• [Work to do]
Pull out every line below holding the word "JSON".

-- Start of Records supplied --

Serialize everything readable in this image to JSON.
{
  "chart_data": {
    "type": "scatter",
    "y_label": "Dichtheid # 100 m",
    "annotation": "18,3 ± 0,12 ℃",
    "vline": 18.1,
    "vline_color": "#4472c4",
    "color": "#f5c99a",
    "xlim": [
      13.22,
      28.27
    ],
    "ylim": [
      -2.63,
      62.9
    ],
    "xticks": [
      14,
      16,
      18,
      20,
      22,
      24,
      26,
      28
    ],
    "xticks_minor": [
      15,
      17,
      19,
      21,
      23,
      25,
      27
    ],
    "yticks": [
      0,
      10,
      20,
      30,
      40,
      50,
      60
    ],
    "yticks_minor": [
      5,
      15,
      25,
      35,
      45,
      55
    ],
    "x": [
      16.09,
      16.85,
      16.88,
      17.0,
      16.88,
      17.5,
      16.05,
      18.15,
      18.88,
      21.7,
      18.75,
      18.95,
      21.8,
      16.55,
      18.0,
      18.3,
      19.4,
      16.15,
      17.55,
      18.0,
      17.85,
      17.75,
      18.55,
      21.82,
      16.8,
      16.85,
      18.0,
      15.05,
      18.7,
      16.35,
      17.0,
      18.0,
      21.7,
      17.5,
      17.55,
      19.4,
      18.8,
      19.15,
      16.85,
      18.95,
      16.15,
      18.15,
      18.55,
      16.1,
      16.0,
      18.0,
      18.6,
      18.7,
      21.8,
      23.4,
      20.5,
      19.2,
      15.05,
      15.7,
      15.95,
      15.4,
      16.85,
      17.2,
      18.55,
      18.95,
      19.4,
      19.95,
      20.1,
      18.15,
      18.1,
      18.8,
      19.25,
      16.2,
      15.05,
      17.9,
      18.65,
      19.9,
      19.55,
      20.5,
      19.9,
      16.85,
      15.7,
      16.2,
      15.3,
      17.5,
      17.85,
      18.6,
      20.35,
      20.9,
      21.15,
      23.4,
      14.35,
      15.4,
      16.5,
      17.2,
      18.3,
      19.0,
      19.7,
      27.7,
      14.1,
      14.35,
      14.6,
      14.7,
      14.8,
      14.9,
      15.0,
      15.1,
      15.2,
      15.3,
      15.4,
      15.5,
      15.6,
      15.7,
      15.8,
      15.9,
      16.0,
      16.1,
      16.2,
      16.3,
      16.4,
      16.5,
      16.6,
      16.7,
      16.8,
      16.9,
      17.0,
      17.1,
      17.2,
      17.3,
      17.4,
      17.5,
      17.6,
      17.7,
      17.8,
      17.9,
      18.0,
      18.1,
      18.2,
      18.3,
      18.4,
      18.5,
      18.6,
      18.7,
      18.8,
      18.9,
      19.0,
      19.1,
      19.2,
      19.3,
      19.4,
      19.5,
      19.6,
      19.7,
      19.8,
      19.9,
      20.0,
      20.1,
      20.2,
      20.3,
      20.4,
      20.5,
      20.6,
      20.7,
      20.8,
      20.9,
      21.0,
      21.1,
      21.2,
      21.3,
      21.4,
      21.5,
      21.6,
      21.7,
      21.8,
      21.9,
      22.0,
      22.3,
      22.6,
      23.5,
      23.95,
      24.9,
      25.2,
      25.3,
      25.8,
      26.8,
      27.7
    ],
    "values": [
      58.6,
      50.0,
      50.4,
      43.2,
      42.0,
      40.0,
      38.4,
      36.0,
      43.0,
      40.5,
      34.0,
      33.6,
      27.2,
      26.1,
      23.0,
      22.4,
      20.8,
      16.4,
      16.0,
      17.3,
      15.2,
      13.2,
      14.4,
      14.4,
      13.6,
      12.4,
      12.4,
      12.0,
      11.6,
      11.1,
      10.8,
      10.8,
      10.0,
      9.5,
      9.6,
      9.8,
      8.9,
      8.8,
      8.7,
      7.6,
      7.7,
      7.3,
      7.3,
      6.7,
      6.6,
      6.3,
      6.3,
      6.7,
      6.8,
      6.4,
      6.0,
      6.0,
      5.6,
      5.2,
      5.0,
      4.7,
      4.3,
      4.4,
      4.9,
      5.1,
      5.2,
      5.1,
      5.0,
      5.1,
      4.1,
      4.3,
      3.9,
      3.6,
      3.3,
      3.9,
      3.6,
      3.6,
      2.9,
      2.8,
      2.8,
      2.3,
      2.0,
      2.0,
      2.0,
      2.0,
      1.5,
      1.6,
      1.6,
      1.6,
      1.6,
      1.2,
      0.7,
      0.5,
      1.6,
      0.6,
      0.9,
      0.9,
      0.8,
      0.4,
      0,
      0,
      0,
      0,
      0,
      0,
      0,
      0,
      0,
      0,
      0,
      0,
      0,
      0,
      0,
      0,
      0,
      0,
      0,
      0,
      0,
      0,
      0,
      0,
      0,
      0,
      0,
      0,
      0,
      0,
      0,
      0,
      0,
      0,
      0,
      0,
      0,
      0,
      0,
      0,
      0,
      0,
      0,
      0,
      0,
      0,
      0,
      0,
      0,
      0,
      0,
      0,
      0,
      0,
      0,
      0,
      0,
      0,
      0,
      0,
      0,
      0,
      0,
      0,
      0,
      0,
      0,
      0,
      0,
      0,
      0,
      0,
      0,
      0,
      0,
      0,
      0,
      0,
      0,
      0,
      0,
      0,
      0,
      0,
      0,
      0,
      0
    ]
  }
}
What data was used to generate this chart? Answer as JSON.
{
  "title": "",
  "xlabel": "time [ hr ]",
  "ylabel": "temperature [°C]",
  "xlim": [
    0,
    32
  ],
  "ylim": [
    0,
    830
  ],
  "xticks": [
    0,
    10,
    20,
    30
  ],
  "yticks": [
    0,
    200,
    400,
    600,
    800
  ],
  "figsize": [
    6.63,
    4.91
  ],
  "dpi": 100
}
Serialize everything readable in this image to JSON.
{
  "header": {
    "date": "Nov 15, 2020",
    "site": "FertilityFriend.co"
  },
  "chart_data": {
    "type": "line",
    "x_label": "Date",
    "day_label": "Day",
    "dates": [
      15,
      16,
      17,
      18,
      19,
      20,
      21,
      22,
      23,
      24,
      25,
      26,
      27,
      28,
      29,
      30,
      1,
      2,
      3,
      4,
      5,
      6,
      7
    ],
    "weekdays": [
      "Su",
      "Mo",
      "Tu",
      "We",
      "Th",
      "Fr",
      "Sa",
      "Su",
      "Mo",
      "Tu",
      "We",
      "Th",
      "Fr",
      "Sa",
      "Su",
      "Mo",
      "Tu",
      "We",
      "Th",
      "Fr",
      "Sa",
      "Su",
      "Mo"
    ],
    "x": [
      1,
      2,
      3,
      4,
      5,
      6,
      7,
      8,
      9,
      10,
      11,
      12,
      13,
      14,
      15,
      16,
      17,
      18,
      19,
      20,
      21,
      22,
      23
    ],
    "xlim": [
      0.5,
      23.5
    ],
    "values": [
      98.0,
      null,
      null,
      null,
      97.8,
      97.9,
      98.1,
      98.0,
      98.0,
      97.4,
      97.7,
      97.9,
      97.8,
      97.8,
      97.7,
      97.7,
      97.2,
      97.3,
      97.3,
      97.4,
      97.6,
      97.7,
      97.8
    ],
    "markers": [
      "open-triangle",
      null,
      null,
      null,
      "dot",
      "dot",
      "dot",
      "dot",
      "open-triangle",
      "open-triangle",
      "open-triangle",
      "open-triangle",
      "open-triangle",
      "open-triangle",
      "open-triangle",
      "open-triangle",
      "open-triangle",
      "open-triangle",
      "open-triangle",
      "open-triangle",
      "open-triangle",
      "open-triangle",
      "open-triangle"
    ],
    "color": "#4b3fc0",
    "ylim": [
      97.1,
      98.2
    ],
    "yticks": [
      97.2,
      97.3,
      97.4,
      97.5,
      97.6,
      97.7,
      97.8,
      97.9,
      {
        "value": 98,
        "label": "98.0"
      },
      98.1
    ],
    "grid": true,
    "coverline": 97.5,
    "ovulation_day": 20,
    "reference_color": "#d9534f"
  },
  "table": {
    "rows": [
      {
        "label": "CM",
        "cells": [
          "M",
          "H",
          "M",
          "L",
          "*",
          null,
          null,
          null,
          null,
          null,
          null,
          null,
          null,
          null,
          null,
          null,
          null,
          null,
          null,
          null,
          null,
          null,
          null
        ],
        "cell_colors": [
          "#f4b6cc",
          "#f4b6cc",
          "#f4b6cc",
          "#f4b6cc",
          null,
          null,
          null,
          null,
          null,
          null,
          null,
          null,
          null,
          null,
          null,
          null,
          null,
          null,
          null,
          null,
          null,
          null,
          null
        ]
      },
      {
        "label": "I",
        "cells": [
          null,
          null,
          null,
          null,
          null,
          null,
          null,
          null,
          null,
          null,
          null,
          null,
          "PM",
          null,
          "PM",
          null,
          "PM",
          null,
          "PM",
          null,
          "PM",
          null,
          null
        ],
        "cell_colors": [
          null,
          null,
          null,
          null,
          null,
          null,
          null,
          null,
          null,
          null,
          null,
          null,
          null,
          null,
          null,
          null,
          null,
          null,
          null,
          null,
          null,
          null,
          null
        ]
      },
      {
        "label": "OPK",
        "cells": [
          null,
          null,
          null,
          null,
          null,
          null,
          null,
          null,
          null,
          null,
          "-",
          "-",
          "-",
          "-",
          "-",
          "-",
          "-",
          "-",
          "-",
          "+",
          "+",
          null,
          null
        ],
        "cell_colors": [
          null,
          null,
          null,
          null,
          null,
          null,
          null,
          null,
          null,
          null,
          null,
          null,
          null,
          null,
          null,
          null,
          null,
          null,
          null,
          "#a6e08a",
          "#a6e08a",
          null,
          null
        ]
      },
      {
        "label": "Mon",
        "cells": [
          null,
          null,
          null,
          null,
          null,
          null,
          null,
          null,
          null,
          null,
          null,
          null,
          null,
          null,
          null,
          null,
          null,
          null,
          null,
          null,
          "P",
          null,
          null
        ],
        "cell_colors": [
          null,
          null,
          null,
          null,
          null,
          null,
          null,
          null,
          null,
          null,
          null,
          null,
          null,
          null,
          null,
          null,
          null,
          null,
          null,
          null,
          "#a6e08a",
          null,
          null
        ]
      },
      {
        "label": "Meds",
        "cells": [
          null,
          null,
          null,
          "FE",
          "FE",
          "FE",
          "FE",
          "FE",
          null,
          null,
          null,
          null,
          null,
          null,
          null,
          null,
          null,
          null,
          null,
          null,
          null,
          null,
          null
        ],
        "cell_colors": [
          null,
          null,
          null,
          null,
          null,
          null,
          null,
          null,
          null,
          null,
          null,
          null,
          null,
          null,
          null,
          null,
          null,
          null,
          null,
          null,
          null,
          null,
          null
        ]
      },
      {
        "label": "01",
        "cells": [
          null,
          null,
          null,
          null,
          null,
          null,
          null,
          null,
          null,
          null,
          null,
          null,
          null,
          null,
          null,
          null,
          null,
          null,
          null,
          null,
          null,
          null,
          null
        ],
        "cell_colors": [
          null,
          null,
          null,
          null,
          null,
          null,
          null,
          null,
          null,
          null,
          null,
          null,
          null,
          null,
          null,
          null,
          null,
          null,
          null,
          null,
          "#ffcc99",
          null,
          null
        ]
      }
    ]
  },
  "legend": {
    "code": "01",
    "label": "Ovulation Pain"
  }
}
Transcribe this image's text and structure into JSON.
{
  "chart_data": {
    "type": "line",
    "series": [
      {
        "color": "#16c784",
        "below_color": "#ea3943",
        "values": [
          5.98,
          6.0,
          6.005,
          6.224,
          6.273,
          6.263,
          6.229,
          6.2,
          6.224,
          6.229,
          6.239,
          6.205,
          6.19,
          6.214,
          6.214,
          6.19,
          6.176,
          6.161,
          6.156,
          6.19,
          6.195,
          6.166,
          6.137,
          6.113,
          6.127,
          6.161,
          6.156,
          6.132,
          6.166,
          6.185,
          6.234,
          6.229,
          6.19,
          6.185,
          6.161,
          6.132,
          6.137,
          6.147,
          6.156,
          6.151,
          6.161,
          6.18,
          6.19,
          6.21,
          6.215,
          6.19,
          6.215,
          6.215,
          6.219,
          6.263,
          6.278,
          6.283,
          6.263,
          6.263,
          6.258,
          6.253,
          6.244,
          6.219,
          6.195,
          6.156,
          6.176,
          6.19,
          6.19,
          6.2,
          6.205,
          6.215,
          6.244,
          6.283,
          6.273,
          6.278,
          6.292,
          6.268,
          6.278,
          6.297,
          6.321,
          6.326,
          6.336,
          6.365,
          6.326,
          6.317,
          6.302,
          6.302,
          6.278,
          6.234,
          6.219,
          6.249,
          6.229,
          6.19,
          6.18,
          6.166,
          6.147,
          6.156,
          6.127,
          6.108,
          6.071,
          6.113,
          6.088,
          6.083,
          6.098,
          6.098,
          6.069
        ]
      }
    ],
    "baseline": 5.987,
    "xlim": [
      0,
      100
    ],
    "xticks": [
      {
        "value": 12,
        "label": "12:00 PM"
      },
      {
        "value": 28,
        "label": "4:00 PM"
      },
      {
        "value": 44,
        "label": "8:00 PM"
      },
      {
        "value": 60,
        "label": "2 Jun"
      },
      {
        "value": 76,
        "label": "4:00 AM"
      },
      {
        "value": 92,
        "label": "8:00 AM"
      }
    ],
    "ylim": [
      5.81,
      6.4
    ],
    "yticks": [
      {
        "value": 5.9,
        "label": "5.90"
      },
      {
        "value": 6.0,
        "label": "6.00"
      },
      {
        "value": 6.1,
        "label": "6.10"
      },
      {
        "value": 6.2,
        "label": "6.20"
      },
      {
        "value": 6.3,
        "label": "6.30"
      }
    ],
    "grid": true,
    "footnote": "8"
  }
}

-- End of Records supplied --

• [Output for this exercise]
Serialize everything readable in this image to JSON.
What data was used to generate this chart? Answer as JSON.
Serialize everything readable in this image to JSON.
Transcribe this image's text and structure into JSON.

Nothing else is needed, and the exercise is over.